(Data entries)
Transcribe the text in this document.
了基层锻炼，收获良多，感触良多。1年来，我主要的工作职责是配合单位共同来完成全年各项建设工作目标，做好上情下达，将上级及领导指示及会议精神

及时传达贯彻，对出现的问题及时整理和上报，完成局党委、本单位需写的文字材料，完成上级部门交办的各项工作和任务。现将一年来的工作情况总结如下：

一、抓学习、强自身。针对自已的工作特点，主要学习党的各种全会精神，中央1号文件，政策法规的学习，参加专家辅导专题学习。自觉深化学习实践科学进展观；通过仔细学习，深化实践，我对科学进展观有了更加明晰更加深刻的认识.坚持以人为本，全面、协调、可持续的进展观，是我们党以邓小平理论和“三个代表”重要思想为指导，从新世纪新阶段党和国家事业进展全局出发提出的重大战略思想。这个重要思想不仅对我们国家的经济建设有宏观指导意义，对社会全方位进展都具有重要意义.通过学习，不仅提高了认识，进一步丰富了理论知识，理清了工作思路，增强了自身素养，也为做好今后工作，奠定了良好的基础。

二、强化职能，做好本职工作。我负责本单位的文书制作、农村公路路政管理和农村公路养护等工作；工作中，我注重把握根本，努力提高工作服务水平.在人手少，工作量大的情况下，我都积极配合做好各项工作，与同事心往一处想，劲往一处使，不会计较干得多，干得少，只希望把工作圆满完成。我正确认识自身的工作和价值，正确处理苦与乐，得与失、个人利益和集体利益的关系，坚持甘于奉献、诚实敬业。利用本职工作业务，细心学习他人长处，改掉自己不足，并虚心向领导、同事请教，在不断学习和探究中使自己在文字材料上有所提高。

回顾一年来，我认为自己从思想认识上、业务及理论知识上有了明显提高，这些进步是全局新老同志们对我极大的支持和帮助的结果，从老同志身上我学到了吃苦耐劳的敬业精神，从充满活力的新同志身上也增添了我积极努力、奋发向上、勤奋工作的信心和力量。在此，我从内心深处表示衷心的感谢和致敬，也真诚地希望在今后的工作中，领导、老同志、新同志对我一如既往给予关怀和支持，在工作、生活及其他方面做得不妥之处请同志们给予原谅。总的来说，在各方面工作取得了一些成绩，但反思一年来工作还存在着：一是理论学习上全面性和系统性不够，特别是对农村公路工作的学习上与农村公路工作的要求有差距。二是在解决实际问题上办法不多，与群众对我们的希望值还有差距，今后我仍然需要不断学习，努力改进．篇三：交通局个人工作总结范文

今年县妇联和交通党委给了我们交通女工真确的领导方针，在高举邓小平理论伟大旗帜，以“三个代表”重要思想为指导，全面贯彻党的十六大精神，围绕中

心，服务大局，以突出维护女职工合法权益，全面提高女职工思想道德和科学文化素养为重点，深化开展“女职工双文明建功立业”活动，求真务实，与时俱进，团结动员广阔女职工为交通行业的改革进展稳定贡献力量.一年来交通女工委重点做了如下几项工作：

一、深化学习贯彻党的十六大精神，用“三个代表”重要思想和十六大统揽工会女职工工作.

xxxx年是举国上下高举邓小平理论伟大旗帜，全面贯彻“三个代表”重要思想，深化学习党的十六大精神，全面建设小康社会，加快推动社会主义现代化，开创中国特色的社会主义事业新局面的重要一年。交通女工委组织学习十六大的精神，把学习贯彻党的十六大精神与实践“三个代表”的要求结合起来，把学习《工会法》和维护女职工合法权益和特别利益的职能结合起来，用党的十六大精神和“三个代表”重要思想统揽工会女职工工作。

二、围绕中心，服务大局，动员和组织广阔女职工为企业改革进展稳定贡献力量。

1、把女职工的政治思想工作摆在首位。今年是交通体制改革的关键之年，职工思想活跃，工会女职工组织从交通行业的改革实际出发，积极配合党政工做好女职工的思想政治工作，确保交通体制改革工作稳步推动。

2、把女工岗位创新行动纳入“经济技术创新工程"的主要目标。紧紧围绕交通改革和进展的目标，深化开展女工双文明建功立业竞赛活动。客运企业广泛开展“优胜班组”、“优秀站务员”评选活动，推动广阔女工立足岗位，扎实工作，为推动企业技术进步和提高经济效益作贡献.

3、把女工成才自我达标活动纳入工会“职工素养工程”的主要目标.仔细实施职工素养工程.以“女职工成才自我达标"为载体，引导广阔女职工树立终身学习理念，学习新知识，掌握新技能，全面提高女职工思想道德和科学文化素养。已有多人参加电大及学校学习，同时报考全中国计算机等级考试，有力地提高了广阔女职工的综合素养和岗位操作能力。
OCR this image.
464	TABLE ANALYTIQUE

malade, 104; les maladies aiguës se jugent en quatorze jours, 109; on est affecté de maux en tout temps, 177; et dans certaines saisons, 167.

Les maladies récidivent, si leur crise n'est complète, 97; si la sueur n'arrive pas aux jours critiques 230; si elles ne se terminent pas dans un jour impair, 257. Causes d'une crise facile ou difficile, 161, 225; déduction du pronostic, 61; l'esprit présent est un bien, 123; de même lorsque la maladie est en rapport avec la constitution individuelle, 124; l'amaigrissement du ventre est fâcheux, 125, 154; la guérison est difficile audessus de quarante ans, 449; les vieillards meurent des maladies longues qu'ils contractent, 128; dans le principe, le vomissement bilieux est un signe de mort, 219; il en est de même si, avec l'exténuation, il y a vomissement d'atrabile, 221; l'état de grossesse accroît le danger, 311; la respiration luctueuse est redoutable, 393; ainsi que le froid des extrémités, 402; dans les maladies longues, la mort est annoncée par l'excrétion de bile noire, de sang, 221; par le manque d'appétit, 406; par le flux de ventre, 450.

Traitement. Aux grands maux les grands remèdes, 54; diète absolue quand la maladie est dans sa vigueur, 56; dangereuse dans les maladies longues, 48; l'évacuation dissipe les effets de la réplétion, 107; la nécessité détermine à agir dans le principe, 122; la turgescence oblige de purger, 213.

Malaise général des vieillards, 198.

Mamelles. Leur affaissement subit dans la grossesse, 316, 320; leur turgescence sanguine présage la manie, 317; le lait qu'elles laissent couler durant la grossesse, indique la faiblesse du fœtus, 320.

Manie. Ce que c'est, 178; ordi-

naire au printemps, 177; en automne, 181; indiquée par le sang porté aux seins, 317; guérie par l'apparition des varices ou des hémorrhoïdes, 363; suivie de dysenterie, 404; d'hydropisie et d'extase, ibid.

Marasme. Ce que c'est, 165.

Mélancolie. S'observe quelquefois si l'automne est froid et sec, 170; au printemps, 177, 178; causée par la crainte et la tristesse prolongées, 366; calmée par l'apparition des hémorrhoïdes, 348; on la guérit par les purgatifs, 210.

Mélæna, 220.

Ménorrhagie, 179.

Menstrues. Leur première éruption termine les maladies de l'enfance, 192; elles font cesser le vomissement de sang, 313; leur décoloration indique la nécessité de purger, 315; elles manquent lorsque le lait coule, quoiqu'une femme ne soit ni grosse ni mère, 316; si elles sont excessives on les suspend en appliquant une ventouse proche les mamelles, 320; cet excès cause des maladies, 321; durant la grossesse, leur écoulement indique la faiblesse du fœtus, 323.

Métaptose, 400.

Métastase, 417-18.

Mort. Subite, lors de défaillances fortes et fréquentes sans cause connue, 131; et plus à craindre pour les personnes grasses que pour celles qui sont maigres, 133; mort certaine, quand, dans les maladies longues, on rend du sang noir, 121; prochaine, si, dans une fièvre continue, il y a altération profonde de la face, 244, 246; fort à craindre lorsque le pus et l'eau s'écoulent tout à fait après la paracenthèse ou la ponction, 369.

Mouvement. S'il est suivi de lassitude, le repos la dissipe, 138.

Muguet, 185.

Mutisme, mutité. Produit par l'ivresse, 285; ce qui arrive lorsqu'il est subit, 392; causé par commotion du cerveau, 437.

Written request. Retype the records above exactly.

Written reply.
Transcribe the text in this document.
了基层锻炼，收获良多，感触良多。1年来，我主要的工作职责是配合单位共同来完成全年各项建设工作目标，做好上情下达，将上级及领导指示及会议精神

及时传达贯彻，对出现的问题及时整理和上报，完成局党委、本单位需写的文字材料，完成上级部门交办的各项工作和任务。现将一年来的工作情况总结如下：

一、抓学习、强自身。针对自已的工作特点，主要学习党的各种全会精神，中央1号文件，政策法规的学习，参加专家辅导专题学习。自觉深化学习实践科学进展观；通过仔细学习，深化实践，我对科学进展观有了更加明晰更加深刻的认识.坚持以人为本，全面、协调、可持续的进展观，是我们党以邓小平理论和“三个代表”重要思想为指导，从新世纪新阶段党和国家事业进展全局出发提出的重大战略思想。这个重要思想不仅对我们国家的经济建设有宏观指导意义，对社会全方位进展都具有重要意义.通过学习，不仅提高了认识，进一步丰富了理论知识，理清了工作思路，增强了自身素养，也为做好今后工作，奠定了良好的基础。

二、强化职能，做好本职工作。我负责本单位的文书制作、农村公路路政管理和农村公路养护等工作；工作中，我注重把握根本，努力提高工作服务水平.在人手少，工作量大的情况下，我都积极配合做好各项工作，与同事心往一处想，劲往一处使，不会计较干得多，干得少，只希望把工作圆满完成。我正确认识自身的工作和价值，正确处理苦与乐，得与失、个人利益和集体利益的关系，坚持甘于奉献、诚实敬业。利用本职工作业务，细心学习他人长处，改掉自己不足，并虚心向领导、同事请教，在不断学习和探究中使自己在文字材料上有所提高。

回顾一年来，我认为自己从思想认识上、业务及理论知识上有了明显提高，这些进步是全局新老同志们对我极大的支持和帮助的结果，从老同志身上我学到了吃苦耐劳的敬业精神，从充满活力的新同志身上也增添了我积极努力、奋发向上、勤奋工作的信心和力量。在此，我从内心深处表示衷心的感谢和致敬，也真诚地希望在今后的工作中，领导、老同志、新同志对我一如既往给予关怀和支持，在工作、生活及其他方面做得不妥之处请同志们给予原谅。总的来说，在各方面工作取得了一些成绩，但反思一年来工作还存在着：一是理论学习上全面性和系统性不够，特别是对农村公路工作的学习上与农村公路工作的要求有差距。二是在解决实际问题上办法不多，与群众对我们的希望值还有差距，今后我仍然需要不断学习，努力改进．篇三：交通局个人工作总结范文

今年县妇联和交通党委给了我们交通女工真确的领导方针，在高举邓小平理论伟大旗帜，以“三个代表”重要思想为指导，全面贯彻党的十六大精神，围绕中

心，服务大局，以突出维护女职工合法权益，全面提高女职工思想道德和科学文化素养为重点，深化开展“女职工双文明建功立业”活动，求真务实，与时俱进，团结动员广阔女职工为交通行业的改革进展稳定贡献力量.一年来交通女工委重点做了如下几项工作：

一、深化学习贯彻党的十六大精神，用“三个代表”重要思想和十六大统揽工会女职工工作.

xxxx年是举国上下高举邓小平理论伟大旗帜，全面贯彻“三个代表”重要思想，深化学习党的十六大精神，全面建设小康社会，加快推动社会主义现代化，开创中国特色的社会主义事业新局面的重要一年。交通女工委组织学习十六大的精神，把学习贯彻党的十六大精神与实践“三个代表”的要求结合起来，把学习《工会法》和维护女职工合法权益和特别利益的职能结合起来，用党的十六大精神和“三个代表”重要思想统揽工会女职工工作。

二、围绕中心，服务大局，动员和组织广阔女职工为企业改革进展稳定贡献力量。

1、把女职工的政治思想工作摆在首位。今年是交通体制改革的关键之年，职工思想活跃，工会女职工组织从交通行业的改革实际出发，积极配合党政工做好女职工的思想政治工作，确保交通体制改革工作稳步推动。

2、把女工岗位创新行动纳入“经济技术创新工程"的主要目标。紧紧围绕交通改革和进展的目标，深化开展女工双文明建功立业竞赛活动。客运企业广泛开展“优胜班组”、“优秀站务员”评选活动，推动广阔女工立足岗位，扎实工作，为推动企业技术进步和提高经济效益作贡献.

3、把女工成才自我达标活动纳入工会“职工素养工程”的主要目标.仔细实施职工素养工程.以“女职工成才自我达标"为载体，引导广阔女职工树立终身学习理念，学习新知识，掌握新技能，全面提高女职工思想道德和科学文化素养。已有多人参加电大及学校学习，同时报考全中国计算机等级考试，有力地提高了广阔女职工的综合素养和岗位操作能力。
OCR this image.
464	TABLE ANALYTIQUE

malade, 104; les maladies aiguës se jugent en quatorze jours, 109; on est affecté de maux en tout temps, 177; et dans certaines saisons, 167.

Les maladies récidivent, si leur crise n'est complète, 97; si la sueur n'arrive pas aux jours critiques 230; si elles ne se terminent pas dans un jour impair, 257. Causes d'une crise facile ou difficile, 161, 225; déduction du pronostic, 61; l'esprit présent est un bien, 123; de même lorsque la maladie est en rapport avec la constitution individuelle, 124; l'amaigrissement du ventre est fâcheux, 125, 154; la guérison est difficile audessus de quarante ans, 449; les vieillards meurent des maladies longues qu'ils contractent, 128; dans le principe, le vomissement bilieux est un signe de mort, 219; il en est de même si, avec l'exténuation, il y a vomissement d'atrabile, 221; l'état de grossesse accroît le danger, 311; la respiration luctueuse est redoutable, 393; ainsi que le froid des extrémités, 402; dans les maladies longues, la mort est annoncée par l'excrétion de bile noire, de sang, 221; par le manque d'appétit, 406; par le flux de ventre, 450.

Traitement. Aux grands maux les grands remèdes, 54; diète absolue quand la maladie est dans sa vigueur, 56; dangereuse dans les maladies longues, 48; l'évacuation dissipe les effets de la réplétion, 107; la nécessité détermine à agir dans le principe, 122; la turgescence oblige de purger, 213.

Malaise général des vieillards, 198.

Mamelles. Leur affaissement subit dans la grossesse, 316, 320; leur turgescence sanguine présage la manie, 317; le lait qu'elles laissent couler durant la grossesse, indique la faiblesse du fœtus, 320.

Manie. Ce que c'est, 178; ordi-

naire au printemps, 177; en automne, 181; indiquée par le sang porté aux seins, 317; guérie par l'apparition des varices ou des hémorrhoïdes, 363; suivie de dysenterie, 404; d'hydropisie et d'extase, ibid.

Marasme. Ce que c'est, 165.

Mélancolie. S'observe quelquefois si l'automne est froid et sec, 170; au printemps, 177, 178; causée par la crainte et la tristesse prolongées, 366; calmée par l'apparition des hémorrhoïdes, 348; on la guérit par les purgatifs, 210.

Mélæna, 220.

Ménorrhagie, 179.

Menstrues. Leur première éruption termine les maladies de l'enfance, 192; elles font cesser le vomissement de sang, 313; leur décoloration indique la nécessité de purger, 315; elles manquent lorsque le lait coule, quoiqu'une femme ne soit ni grosse ni mère, 316; si elles sont excessives on les suspend en appliquant une ventouse proche les mamelles, 320; cet excès cause des maladies, 321; durant la grossesse, leur écoulement indique la faiblesse du fœtus, 323.

Métaptose, 400.

Métastase, 417-18.

Mort. Subite, lors de défaillances fortes et fréquentes sans cause connue, 131; et plus à craindre pour les personnes grasses que pour celles qui sont maigres, 133; mort certaine, quand, dans les maladies longues, on rend du sang noir, 121; prochaine, si, dans une fièvre continue, il y a altération profonde de la face, 244, 246; fort à craindre lorsque le pus et l'eau s'écoulent tout à fait après la paracenthèse ou la ponction, 369.

Mouvement. S'il est suivi de lassitude, le repos la dissipe, 138.

Muguet, 185.

Mutisme, mutité. Produit par l'ivresse, 285; ce qui arrive lorsqu'il est subit, 392; causé par commotion du cerveau, 437.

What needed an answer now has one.